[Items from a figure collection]
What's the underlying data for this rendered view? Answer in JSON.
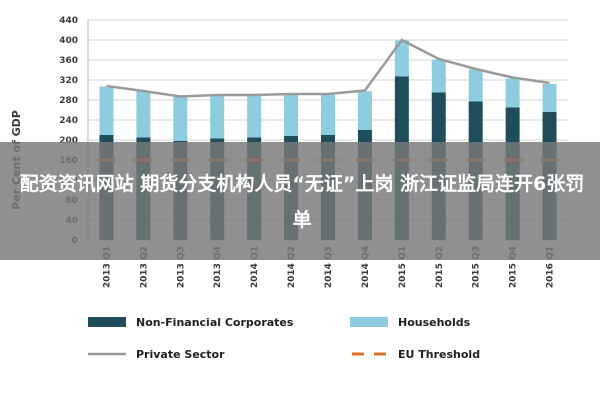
{
  "chart_data": {
    "type": "bar",
    "ylabel": "Per Cent of GDP",
    "ylim": [
      0,
      440
    ],
    "yticks": [
      0,
      40,
      80,
      120,
      160,
      200,
      240,
      280,
      320,
      360,
      400,
      440
    ],
    "categories": [
      "2013 Q1",
      "2013 Q2",
      "2013 Q3",
      "2013 Q4",
      "2014 Q1",
      "2014 Q2",
      "2014 Q3",
      "2014 Q4",
      "2015 Q1",
      "2015 Q2",
      "2015 Q3",
      "2015 Q4",
      "2016 Q1"
    ],
    "series": [
      {
        "name": "Non-Financial Corporates",
        "type": "stacked-bar",
        "color": "#1f4e5a",
        "values": [
          210,
          205,
          198,
          203,
          205,
          208,
          210,
          220,
          327,
          295,
          277,
          265,
          256
        ]
      },
      {
        "name": "Households",
        "type": "stacked-bar",
        "color": "#8ecde0",
        "values": [
          97,
          92,
          88,
          87,
          85,
          82,
          81,
          78,
          72,
          66,
          64,
          58,
          56
        ]
      },
      {
        "name": "Private Sector",
        "type": "line",
        "color": "#9a9a9a",
        "values": [
          308,
          298,
          287,
          290,
          290,
          292,
          292,
          299,
          400,
          362,
          342,
          325,
          314
        ]
      },
      {
        "name": "EU Threshold",
        "type": "dashed-line",
        "color": "#e0702f",
        "values": [
          160,
          160,
          160,
          160,
          160,
          160,
          160,
          160,
          160,
          160,
          160,
          160,
          160
        ]
      }
    ],
    "legend_position": "bottom",
    "grid": true
  },
  "overlay": {
    "text": "配资资讯网站 期货分支机构人员“无证”上岗 浙江证监局连开6张罚单"
  }
}
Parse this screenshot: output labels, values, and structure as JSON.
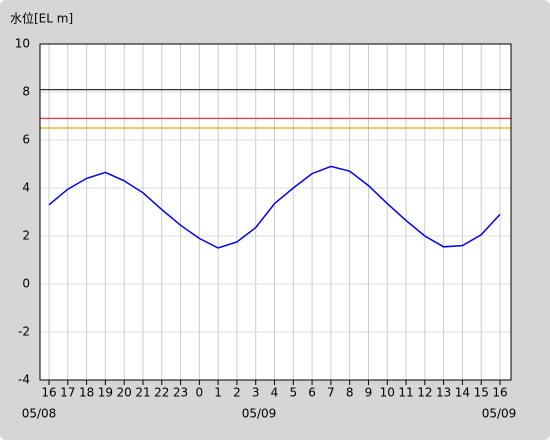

__Given problem__: Of the lines in the data, how many contain the word "color"? Provide the number and nothing further.

__Exercise response__: 4